DATA FOR PROCESSING »
↓

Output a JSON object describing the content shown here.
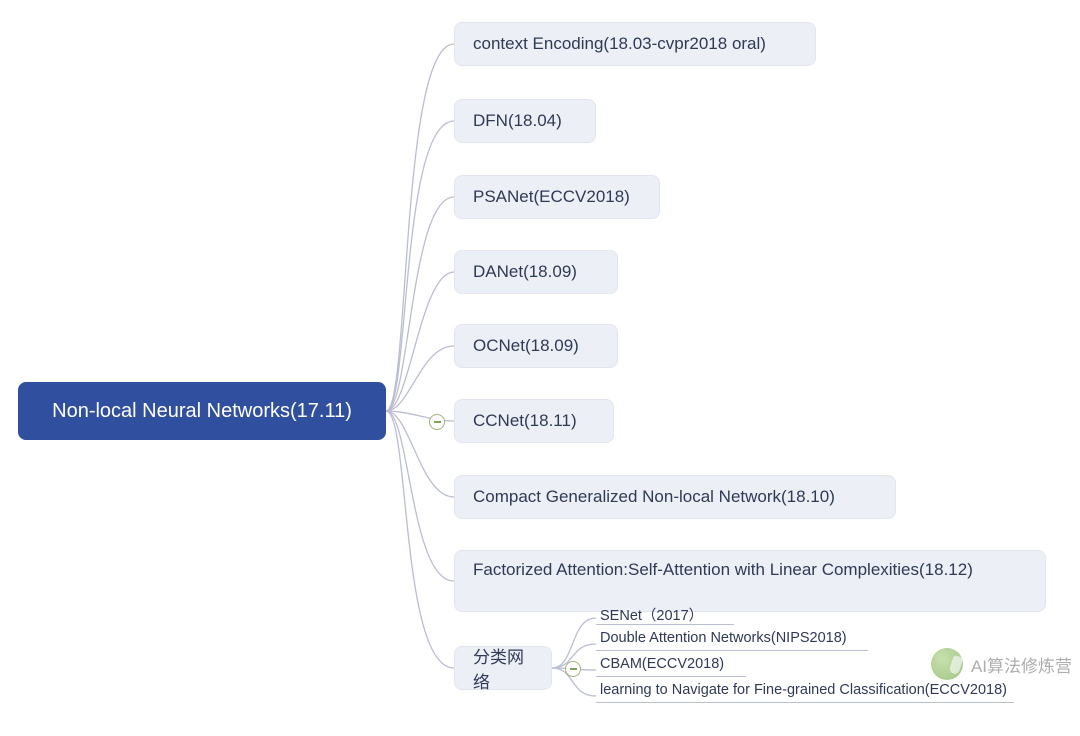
{
  "root": {
    "label": "Non-local Neural Networks(17.11)"
  },
  "children": [
    {
      "label": "context Encoding(18.03-cvpr2018 oral)"
    },
    {
      "label": "DFN(18.04)"
    },
    {
      "label": "PSANet(ECCV2018)"
    },
    {
      "label": "DANet(18.09)"
    },
    {
      "label": "OCNet(18.09)"
    },
    {
      "label": "CCNet(18.11)"
    },
    {
      "label": "Compact Generalized Non-local Network(18.10)"
    },
    {
      "label": "Factorized Attention:Self-Attention with Linear Complexities(18.12)"
    },
    {
      "label": "分类网络"
    }
  ],
  "classification_leaves": [
    {
      "label": "SENet（2017）"
    },
    {
      "label": "Double Attention Networks(NIPS2018)"
    },
    {
      "label": "CBAM(ECCV2018)"
    },
    {
      "label": "learning to Navigate for Fine-grained Classification(ECCV2018)"
    }
  ],
  "watermark": {
    "text": "AI算法修炼营",
    "logo_name": "wechat-logo"
  }
}
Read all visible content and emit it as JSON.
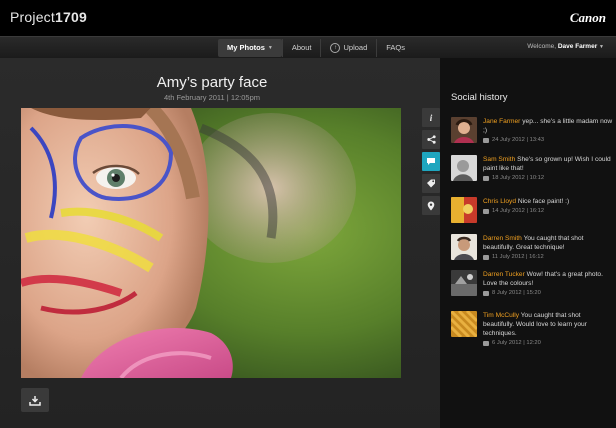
{
  "header": {
    "brand_prefix": "Project",
    "brand_number": "1709",
    "logo_text": "Canon"
  },
  "nav": {
    "items": [
      {
        "label": "My Photos",
        "active": true
      },
      {
        "label": "About"
      },
      {
        "label": "Upload"
      },
      {
        "label": "FAQs"
      }
    ],
    "welcome_prefix": "Welcome,",
    "user_name": "Dave Farmer"
  },
  "photo": {
    "title": "Amy’s party face",
    "date": "4th February 2011 | 12:05pm"
  },
  "tools": [
    "info-icon",
    "share-icon",
    "comment-icon",
    "tag-icon",
    "location-icon"
  ],
  "social": {
    "title": "Social history",
    "comments": [
      {
        "name": "Jane Farmer",
        "text": "yep... she's a little madam now ;)",
        "date": "24 July 2012 | 13:43"
      },
      {
        "name": "Sam Smith",
        "text": "She's so grown up! Wish I could paint like that!",
        "date": "18 July 2012 | 10:12"
      },
      {
        "name": "Chris Lloyd",
        "text": "Nice face paint! :)",
        "date": "14 July 2012 | 16:12"
      },
      {
        "name": "Darren Smith",
        "text": "You caught that shot beautifully. Great technique!",
        "date": "11 July 2012 | 16:12"
      },
      {
        "name": "Darren Tucker",
        "text": "Wow! that's a great photo. Love the colours!",
        "date": "8 July 2012 | 15:20"
      },
      {
        "name": "Tim McCully",
        "text": "You caught that shot beautifully. Would love to learn your techniques.",
        "date": "6 July 2012 | 12:20"
      }
    ]
  },
  "colors": {
    "accent_teal": "#1fa6bf",
    "name_orange": "#f0a020"
  }
}
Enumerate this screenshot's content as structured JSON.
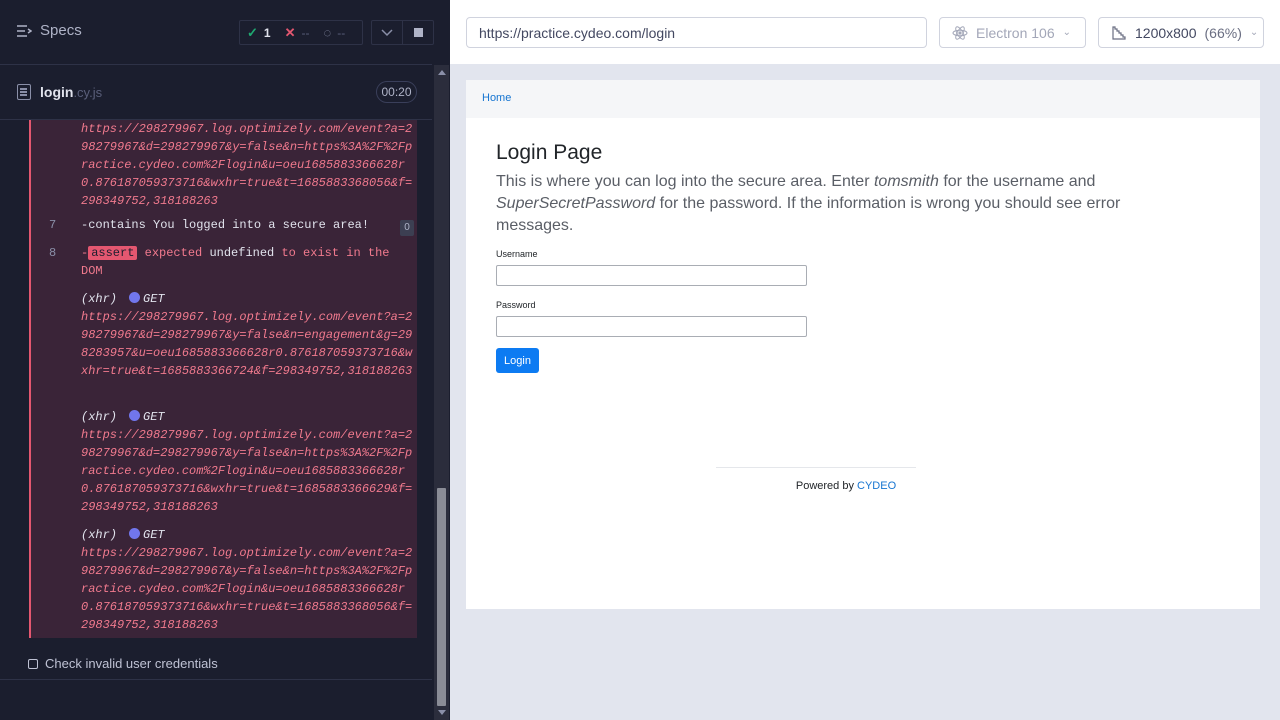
{
  "reporter": {
    "specs_label": "Specs",
    "stats": {
      "passed": "1",
      "failed": "--",
      "pending": "--"
    },
    "file": {
      "name": "login",
      "ext": ".cy.js",
      "duration": "00:20"
    },
    "commands": {
      "prev_url": "https://298279967.log.optimizely.com/event?a=298279967&d=298279967&y=false&n=https%3A%2F%2Fpractice.cydeo.com%2Flogin&u=oeu1685883366628r0.876187059373716&wxhr=true&t=1685883368056&f=298349752,318188263",
      "cmd7": {
        "num": "7",
        "text": "-contains  You logged into a secure area!",
        "badge": "0"
      },
      "cmd8": {
        "num": "8",
        "assert": "assert",
        "expected": "expected",
        "undefined": "undefined",
        "rest1": "to exist in the",
        "rest2": "DOM"
      },
      "xhr1": {
        "tag": "(xhr)",
        "method": "GET",
        "url": "https://298279967.log.optimizely.com/event?a=298279967&d=298279967&y=false&n=engagement&g=298283957&u=oeu1685883366628r0.876187059373716&wxhr=true&t=1685883366724&f=298349752,318188263"
      },
      "xhr2": {
        "tag": "(xhr)",
        "method": "GET",
        "url": "https://298279967.log.optimizely.com/event?a=298279967&d=298279967&y=false&n=https%3A%2F%2Fpractice.cydeo.com%2Flogin&u=oeu1685883366628r0.876187059373716&wxhr=true&t=1685883366629&f=298349752,318188263"
      },
      "xhr3": {
        "tag": "(xhr)",
        "method": "GET",
        "url": "https://298279967.log.optimizely.com/event?a=298279967&d=298279967&y=false&n=https%3A%2F%2Fpractice.cydeo.com%2Flogin&u=oeu1685883366628r0.876187059373716&wxhr=true&t=1685883368056&f=298349752,318188263"
      }
    },
    "test_title": "Check invalid user credentials"
  },
  "aut": {
    "url": "https://practice.cydeo.com/login",
    "browser": "Electron 106",
    "viewport": "1200x800",
    "scale": "(66%)"
  },
  "page": {
    "breadcrumb": "Home",
    "title": "Login Page",
    "desc_1": "This is where you can log into the secure area. Enter ",
    "desc_user": "tomsmith",
    "desc_2": " for the username and ",
    "desc_pass": "SuperSecretPassword",
    "desc_3": " for the password. If the information is wrong you should see error messages.",
    "username_label": "Username",
    "password_label": "Password",
    "login_button": "Login",
    "powered_by": "Powered by ",
    "brand": "CYDEO"
  },
  "colors": {
    "reporter_bg": "#1b1e2e",
    "failed_log_bg": "#3a2438",
    "fail_red": "#e45770",
    "pass_green": "#1fa971",
    "link_blue": "#1675d1",
    "button_blue": "#0d7bf2"
  },
  "icons": [
    "specs-list-icon",
    "check-icon",
    "x-icon",
    "pending-icon",
    "chevron-down-icon",
    "stop-icon",
    "file-icon",
    "electron-icon",
    "viewport-icon",
    "checkbox-icon"
  ]
}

↑

EXERCISE DETAILS » Count every line of the material above that holds the string "Darren", then state only the total.

EXERCISE RESPONSE » 2